§ Objective: Repeat every entry in the listing below, exactly.

##########

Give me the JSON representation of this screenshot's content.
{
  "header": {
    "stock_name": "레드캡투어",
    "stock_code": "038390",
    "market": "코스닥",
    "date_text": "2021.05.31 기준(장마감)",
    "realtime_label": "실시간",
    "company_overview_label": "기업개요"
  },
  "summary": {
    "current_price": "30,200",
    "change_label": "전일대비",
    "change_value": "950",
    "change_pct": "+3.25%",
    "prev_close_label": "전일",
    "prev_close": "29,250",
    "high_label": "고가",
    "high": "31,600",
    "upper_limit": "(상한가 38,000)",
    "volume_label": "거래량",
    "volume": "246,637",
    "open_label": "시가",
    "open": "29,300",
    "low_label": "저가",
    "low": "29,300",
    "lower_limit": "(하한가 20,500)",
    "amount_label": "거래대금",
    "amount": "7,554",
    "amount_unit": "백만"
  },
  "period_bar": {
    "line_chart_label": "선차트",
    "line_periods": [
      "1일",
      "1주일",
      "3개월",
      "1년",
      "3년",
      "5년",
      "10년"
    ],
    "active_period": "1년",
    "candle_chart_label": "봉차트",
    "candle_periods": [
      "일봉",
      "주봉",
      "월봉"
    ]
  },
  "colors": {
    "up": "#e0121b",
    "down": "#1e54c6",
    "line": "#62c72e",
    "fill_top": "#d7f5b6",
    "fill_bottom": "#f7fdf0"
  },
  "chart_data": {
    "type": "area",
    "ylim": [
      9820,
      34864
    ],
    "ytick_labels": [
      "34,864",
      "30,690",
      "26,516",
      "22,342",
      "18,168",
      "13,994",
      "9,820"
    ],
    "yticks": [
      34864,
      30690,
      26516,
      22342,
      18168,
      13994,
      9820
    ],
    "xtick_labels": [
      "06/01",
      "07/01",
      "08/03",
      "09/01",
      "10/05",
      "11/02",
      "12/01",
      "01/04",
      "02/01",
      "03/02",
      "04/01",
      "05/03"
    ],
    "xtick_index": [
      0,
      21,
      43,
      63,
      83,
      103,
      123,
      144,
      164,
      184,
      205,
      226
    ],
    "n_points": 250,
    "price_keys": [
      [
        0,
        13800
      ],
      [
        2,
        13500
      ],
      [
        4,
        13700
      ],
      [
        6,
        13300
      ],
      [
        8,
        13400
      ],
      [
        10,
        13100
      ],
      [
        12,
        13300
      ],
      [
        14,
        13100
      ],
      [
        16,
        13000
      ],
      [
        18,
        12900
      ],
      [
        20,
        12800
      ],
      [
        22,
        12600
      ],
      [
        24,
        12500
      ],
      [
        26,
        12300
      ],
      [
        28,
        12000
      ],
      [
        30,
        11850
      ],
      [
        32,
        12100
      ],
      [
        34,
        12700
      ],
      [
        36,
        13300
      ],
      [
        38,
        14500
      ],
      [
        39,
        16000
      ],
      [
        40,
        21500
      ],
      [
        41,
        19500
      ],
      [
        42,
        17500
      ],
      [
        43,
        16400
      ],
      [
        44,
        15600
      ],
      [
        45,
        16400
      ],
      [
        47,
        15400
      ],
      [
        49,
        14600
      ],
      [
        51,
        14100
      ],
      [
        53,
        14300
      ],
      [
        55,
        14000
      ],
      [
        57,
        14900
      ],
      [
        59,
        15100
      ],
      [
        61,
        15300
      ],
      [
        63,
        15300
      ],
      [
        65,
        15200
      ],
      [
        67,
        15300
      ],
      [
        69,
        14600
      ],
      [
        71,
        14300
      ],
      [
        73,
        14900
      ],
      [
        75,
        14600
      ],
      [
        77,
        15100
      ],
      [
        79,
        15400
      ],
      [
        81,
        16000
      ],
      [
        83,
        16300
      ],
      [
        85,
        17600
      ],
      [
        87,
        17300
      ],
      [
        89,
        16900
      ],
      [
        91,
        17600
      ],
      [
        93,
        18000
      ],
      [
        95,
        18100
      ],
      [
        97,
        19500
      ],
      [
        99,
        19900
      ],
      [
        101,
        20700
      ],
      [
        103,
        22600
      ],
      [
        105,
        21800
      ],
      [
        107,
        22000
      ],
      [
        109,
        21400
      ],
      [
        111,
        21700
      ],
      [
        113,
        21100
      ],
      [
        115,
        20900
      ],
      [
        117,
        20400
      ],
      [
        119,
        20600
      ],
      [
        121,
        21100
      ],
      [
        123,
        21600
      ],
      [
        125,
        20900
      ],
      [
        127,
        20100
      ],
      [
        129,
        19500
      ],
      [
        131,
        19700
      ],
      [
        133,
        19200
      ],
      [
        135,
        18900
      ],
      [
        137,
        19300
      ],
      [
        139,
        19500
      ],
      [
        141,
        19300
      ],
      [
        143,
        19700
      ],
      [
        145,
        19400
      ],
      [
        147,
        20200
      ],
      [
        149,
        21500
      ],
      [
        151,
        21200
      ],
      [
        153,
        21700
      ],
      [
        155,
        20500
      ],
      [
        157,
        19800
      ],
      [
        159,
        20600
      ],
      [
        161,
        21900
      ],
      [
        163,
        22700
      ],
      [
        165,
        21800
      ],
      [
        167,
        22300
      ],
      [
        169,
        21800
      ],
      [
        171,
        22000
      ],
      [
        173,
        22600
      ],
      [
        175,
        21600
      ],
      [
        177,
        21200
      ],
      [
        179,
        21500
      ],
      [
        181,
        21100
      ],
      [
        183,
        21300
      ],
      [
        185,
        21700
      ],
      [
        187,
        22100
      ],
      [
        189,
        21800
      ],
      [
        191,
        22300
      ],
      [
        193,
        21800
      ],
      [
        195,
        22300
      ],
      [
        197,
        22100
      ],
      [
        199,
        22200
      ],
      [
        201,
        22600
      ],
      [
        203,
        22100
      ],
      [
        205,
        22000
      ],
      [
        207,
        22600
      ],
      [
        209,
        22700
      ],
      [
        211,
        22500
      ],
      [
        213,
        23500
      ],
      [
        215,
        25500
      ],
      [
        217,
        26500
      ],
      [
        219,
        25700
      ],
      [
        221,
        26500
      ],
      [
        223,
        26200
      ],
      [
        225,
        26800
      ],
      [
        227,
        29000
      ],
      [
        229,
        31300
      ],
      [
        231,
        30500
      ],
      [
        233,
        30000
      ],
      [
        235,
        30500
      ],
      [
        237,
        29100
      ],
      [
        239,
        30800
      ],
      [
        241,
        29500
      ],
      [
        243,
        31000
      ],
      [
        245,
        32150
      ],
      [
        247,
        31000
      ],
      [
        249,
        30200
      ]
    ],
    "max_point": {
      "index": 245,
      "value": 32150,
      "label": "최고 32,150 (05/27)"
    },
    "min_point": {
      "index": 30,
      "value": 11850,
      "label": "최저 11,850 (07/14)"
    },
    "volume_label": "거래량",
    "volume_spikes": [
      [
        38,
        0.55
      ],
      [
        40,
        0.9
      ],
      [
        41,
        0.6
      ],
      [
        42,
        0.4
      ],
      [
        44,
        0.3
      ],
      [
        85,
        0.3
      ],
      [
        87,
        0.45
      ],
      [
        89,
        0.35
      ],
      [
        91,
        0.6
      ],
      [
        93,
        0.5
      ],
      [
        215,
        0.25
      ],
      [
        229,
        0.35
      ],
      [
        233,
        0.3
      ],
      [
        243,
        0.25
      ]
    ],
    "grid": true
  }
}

##########

§ Finished exercise:
Give me the JSON representation of this screenshot's content.
{
  "header": {
    "stock_name": "레드캡투어",
    "stock_code": "038390",
    "market": "코스닥",
    "date_text": "2021.05.31 기준(장마감)",
    "realtime_label": "실시간",
    "company_overview_label": "기업개요"
  },
  "summary": {
    "current_price": "30,200",
    "change_label": "전일대비",
    "change_value": "950",
    "change_pct": "+3.25%",
    "prev_close_label": "전일",
    "prev_close": "29,250",
    "high_label": "고가",
    "high": "31,600",
    "upper_limit": "(상한가 38,000)",
    "volume_label": "거래량",
    "volume": "246,637",
    "open_label": "시가",
    "open": "29,300",
    "low_label": "저가",
    "low": "29,300",
    "lower_limit": "(하한가 20,500)",
    "amount_label": "거래대금",
    "amount": "7,554",
    "amount_unit": "백만"
  },
  "period_bar": {
    "line_chart_label": "선차트",
    "line_periods": [
      "1일",
      "1주일",
      "3개월",
      "1년",
      "3년",
      "5년",
      "10년"
    ],
    "active_period": "1년",
    "candle_chart_label": "봉차트",
    "candle_periods": [
      "일봉",
      "주봉",
      "월봉"
    ]
  },
  "colors": {
    "up": "#e0121b",
    "down": "#1e54c6",
    "line": "#62c72e",
    "fill_top": "#d7f5b6",
    "fill_bottom": "#f7fdf0"
  },
  "chart_data": {
    "type": "area",
    "ylim": [
      9820,
      34864
    ],
    "ytick_labels": [
      "34,864",
      "30,690",
      "26,516",
      "22,342",
      "18,168",
      "13,994",
      "9,820"
    ],
    "yticks": [
      34864,
      30690,
      26516,
      22342,
      18168,
      13994,
      9820
    ],
    "xtick_labels": [
      "06/01",
      "07/01",
      "08/03",
      "09/01",
      "10/05",
      "11/02",
      "12/01",
      "01/04",
      "02/01",
      "03/02",
      "04/01",
      "05/03"
    ],
    "xtick_index": [
      0,
      21,
      43,
      63,
      83,
      103,
      123,
      144,
      164,
      184,
      205,
      226
    ],
    "n_points": 250,
    "price_keys": [
      [
        0,
        13800
      ],
      [
        2,
        13500
      ],
      [
        4,
        13700
      ],
      [
        6,
        13300
      ],
      [
        8,
        13400
      ],
      [
        10,
        13100
      ],
      [
        12,
        13300
      ],
      [
        14,
        13100
      ],
      [
        16,
        13000
      ],
      [
        18,
        12900
      ],
      [
        20,
        12800
      ],
      [
        22,
        12600
      ],
      [
        24,
        12500
      ],
      [
        26,
        12300
      ],
      [
        28,
        12000
      ],
      [
        30,
        11850
      ],
      [
        32,
        12100
      ],
      [
        34,
        12700
      ],
      [
        36,
        13300
      ],
      [
        38,
        14500
      ],
      [
        39,
        16000
      ],
      [
        40,
        21500
      ],
      [
        41,
        19500
      ],
      [
        42,
        17500
      ],
      [
        43,
        16400
      ],
      [
        44,
        15600
      ],
      [
        45,
        16400
      ],
      [
        47,
        15400
      ],
      [
        49,
        14600
      ],
      [
        51,
        14100
      ],
      [
        53,
        14300
      ],
      [
        55,
        14000
      ],
      [
        57,
        14900
      ],
      [
        59,
        15100
      ],
      [
        61,
        15300
      ],
      [
        63,
        15300
      ],
      [
        65,
        15200
      ],
      [
        67,
        15300
      ],
      [
        69,
        14600
      ],
      [
        71,
        14300
      ],
      [
        73,
        14900
      ],
      [
        75,
        14600
      ],
      [
        77,
        15100
      ],
      [
        79,
        15400
      ],
      [
        81,
        16000
      ],
      [
        83,
        16300
      ],
      [
        85,
        17600
      ],
      [
        87,
        17300
      ],
      [
        89,
        16900
      ],
      [
        91,
        17600
      ],
      [
        93,
        18000
      ],
      [
        95,
        18100
      ],
      [
        97,
        19500
      ],
      [
        99,
        19900
      ],
      [
        101,
        20700
      ],
      [
        103,
        22600
      ],
      [
        105,
        21800
      ],
      [
        107,
        22000
      ],
      [
        109,
        21400
      ],
      [
        111,
        21700
      ],
      [
        113,
        21100
      ],
      [
        115,
        20900
      ],
      [
        117,
        20400
      ],
      [
        119,
        20600
      ],
      [
        121,
        21100
      ],
      [
        123,
        21600
      ],
      [
        125,
        20900
      ],
      [
        127,
        20100
      ],
      [
        129,
        19500
      ],
      [
        131,
        19700
      ],
      [
        133,
        19200
      ],
      [
        135,
        18900
      ],
      [
        137,
        19300
      ],
      [
        139,
        19500
      ],
      [
        141,
        19300
      ],
      [
        143,
        19700
      ],
      [
        145,
        19400
      ],
      [
        147,
        20200
      ],
      [
        149,
        21500
      ],
      [
        151,
        21200
      ],
      [
        153,
        21700
      ],
      [
        155,
        20500
      ],
      [
        157,
        19800
      ],
      [
        159,
        20600
      ],
      [
        161,
        21900
      ],
      [
        163,
        22700
      ],
      [
        165,
        21800
      ],
      [
        167,
        22300
      ],
      [
        169,
        21800
      ],
      [
        171,
        22000
      ],
      [
        173,
        22600
      ],
      [
        175,
        21600
      ],
      [
        177,
        21200
      ],
      [
        179,
        21500
      ],
      [
        181,
        21100
      ],
      [
        183,
        21300
      ],
      [
        185,
        21700
      ],
      [
        187,
        22100
      ],
      [
        189,
        21800
      ],
      [
        191,
        22300
      ],
      [
        193,
        21800
      ],
      [
        195,
        22300
      ],
      [
        197,
        22100
      ],
      [
        199,
        22200
      ],
      [
        201,
        22600
      ],
      [
        203,
        22100
      ],
      [
        205,
        22000
      ],
      [
        207,
        22600
      ],
      [
        209,
        22700
      ],
      [
        211,
        22500
      ],
      [
        213,
        23500
      ],
      [
        215,
        25500
      ],
      [
        217,
        26500
      ],
      [
        219,
        25700
      ],
      [
        221,
        26500
      ],
      [
        223,
        26200
      ],
      [
        225,
        26800
      ],
      [
        227,
        29000
      ],
      [
        229,
        31300
      ],
      [
        231,
        30500
      ],
      [
        233,
        30000
      ],
      [
        235,
        30500
      ],
      [
        237,
        29100
      ],
      [
        239,
        30800
      ],
      [
        241,
        29500
      ],
      [
        243,
        31000
      ],
      [
        245,
        32150
      ],
      [
        247,
        31000
      ],
      [
        249,
        30200
      ]
    ],
    "max_point": {
      "index": 245,
      "value": 32150,
      "label": "최고 32,150 (05/27)"
    },
    "min_point": {
      "index": 30,
      "value": 11850,
      "label": "최저 11,850 (07/14)"
    },
    "volume_label": "거래량",
    "volume_spikes": [
      [
        38,
        0.55
      ],
      [
        40,
        0.9
      ],
      [
        41,
        0.6
      ],
      [
        42,
        0.4
      ],
      [
        44,
        0.3
      ],
      [
        85,
        0.3
      ],
      [
        87,
        0.45
      ],
      [
        89,
        0.35
      ],
      [
        91,
        0.6
      ],
      [
        93,
        0.5
      ],
      [
        215,
        0.25
      ],
      [
        229,
        0.35
      ],
      [
        233,
        0.3
      ],
      [
        243,
        0.25
      ]
    ],
    "grid": true
  }
}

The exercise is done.